- [Raw data]:
<<<<

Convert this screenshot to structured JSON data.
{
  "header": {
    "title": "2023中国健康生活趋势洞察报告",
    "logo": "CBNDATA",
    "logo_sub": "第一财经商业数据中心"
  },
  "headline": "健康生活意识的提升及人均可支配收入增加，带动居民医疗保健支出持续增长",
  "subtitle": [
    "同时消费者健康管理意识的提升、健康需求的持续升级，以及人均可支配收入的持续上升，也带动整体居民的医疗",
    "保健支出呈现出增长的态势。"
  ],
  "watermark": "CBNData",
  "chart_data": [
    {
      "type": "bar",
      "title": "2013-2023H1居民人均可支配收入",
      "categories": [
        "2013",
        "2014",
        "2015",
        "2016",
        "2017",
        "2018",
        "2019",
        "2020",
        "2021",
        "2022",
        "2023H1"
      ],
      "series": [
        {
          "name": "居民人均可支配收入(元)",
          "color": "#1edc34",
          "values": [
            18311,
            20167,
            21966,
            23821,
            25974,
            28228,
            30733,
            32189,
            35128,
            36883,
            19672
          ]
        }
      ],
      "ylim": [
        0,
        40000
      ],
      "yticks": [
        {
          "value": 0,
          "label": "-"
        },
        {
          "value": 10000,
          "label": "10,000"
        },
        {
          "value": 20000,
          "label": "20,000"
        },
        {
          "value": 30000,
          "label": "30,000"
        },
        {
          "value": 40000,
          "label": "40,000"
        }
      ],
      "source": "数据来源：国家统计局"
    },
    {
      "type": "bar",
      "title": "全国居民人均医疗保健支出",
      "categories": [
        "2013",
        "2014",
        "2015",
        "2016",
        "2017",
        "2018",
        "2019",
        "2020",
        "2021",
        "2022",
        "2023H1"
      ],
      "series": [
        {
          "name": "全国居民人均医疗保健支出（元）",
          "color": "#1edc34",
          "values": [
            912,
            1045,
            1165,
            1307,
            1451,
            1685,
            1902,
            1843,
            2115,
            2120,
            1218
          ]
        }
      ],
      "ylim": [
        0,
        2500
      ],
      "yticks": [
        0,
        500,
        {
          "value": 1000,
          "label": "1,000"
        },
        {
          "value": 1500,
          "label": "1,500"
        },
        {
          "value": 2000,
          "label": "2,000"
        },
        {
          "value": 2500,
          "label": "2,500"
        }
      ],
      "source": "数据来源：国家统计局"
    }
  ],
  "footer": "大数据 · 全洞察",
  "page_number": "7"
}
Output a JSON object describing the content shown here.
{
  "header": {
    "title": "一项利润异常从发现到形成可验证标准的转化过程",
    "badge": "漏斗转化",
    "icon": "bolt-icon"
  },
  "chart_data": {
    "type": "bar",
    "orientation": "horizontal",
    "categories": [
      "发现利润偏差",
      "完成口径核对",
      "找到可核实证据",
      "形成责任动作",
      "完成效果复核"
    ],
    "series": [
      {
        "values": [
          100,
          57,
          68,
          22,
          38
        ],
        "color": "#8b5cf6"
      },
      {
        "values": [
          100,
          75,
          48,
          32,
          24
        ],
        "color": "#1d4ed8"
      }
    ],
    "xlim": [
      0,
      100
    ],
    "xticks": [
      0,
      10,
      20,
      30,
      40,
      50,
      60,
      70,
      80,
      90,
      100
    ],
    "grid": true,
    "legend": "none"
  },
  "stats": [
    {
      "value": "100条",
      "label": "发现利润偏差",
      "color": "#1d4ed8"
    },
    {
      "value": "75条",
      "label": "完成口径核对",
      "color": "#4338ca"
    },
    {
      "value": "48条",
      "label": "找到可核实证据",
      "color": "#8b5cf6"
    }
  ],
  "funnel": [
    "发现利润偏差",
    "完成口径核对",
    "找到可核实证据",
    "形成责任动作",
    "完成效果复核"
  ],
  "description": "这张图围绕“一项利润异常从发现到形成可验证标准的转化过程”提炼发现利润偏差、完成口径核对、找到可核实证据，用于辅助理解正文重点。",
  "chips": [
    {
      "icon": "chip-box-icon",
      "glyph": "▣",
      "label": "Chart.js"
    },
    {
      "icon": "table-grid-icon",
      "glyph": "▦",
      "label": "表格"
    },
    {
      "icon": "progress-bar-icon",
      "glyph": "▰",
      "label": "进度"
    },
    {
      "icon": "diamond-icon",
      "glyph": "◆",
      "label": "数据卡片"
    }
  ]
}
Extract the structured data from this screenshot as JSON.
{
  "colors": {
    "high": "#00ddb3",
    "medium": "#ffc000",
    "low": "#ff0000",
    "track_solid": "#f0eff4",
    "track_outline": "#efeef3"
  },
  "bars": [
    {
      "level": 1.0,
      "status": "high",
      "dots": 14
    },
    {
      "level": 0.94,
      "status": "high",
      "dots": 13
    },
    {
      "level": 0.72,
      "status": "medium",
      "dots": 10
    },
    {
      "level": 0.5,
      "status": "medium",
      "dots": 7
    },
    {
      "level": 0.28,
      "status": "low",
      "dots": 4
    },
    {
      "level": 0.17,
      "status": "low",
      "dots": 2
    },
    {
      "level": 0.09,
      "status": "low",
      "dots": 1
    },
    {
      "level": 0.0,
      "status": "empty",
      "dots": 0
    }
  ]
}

>>>>

- [Objective]:
Write out every line of the data that holds the word "this".

- [Solution below]:
Convert this screenshot to structured JSON data.
Extract the structured data from this screenshot as JSON.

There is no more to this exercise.